Data supplied
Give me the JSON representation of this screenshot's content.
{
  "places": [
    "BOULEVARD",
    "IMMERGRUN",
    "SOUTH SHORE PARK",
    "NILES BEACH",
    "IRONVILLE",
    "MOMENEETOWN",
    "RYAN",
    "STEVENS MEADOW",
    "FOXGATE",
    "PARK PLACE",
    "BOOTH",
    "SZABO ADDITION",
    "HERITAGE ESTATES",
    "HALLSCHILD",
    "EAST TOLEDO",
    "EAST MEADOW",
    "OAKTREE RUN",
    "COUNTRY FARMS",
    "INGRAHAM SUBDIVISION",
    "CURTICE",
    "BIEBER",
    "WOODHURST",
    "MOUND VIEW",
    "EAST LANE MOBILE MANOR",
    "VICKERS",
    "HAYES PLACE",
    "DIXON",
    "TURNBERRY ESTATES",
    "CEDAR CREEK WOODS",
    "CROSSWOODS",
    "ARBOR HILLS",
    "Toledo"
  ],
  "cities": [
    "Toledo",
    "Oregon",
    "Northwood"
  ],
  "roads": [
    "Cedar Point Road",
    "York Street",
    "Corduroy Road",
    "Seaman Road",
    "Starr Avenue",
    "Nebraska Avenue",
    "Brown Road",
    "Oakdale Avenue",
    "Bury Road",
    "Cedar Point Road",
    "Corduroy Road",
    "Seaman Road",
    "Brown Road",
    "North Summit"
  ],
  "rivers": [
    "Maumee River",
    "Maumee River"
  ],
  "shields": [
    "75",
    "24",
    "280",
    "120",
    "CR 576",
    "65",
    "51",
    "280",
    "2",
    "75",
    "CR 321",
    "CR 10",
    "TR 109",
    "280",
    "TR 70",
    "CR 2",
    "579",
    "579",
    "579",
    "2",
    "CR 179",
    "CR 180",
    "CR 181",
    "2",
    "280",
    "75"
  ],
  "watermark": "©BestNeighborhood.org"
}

Set task
Print the whole listing again, exactly.

Written solution
Give me the JSON representation of this screenshot's content.
{
  "places": [
    "BOULEVARD",
    "IMMERGRUN",
    "SOUTH SHORE PARK",
    "NILES BEACH",
    "IRONVILLE",
    "MOMENEETOWN",
    "RYAN",
    "STEVENS MEADOW",
    "FOXGATE",
    "PARK PLACE",
    "BOOTH",
    "SZABO ADDITION",
    "HERITAGE ESTATES",
    "HALLSCHILD",
    "EAST TOLEDO",
    "EAST MEADOW",
    "OAKTREE RUN",
    "COUNTRY FARMS",
    "INGRAHAM SUBDIVISION",
    "CURTICE",
    "BIEBER",
    "WOODHURST",
    "MOUND VIEW",
    "EAST LANE MOBILE MANOR",
    "VICKERS",
    "HAYES PLACE",
    "DIXON",
    "TURNBERRY ESTATES",
    "CEDAR CREEK WOODS",
    "CROSSWOODS",
    "ARBOR HILLS",
    "Toledo"
  ],
  "cities": [
    "Toledo",
    "Oregon",
    "Northwood"
  ],
  "roads": [
    "Cedar Point Road",
    "York Street",
    "Corduroy Road",
    "Seaman Road",
    "Starr Avenue",
    "Nebraska Avenue",
    "Brown Road",
    "Oakdale Avenue",
    "Bury Road",
    "Cedar Point Road",
    "Corduroy Road",
    "Seaman Road",
    "Brown Road",
    "North Summit"
  ],
  "rivers": [
    "Maumee River",
    "Maumee River"
  ],
  "shields": [
    "75",
    "24",
    "280",
    "120",
    "CR 576",
    "65",
    "51",
    "280",
    "2",
    "75",
    "CR 321",
    "CR 10",
    "TR 109",
    "280",
    "TR 70",
    "CR 2",
    "579",
    "579",
    "579",
    "2",
    "CR 179",
    "CR 180",
    "CR 181",
    "2",
    "280",
    "75"
  ],
  "watermark": "©BestNeighborhood.org"
}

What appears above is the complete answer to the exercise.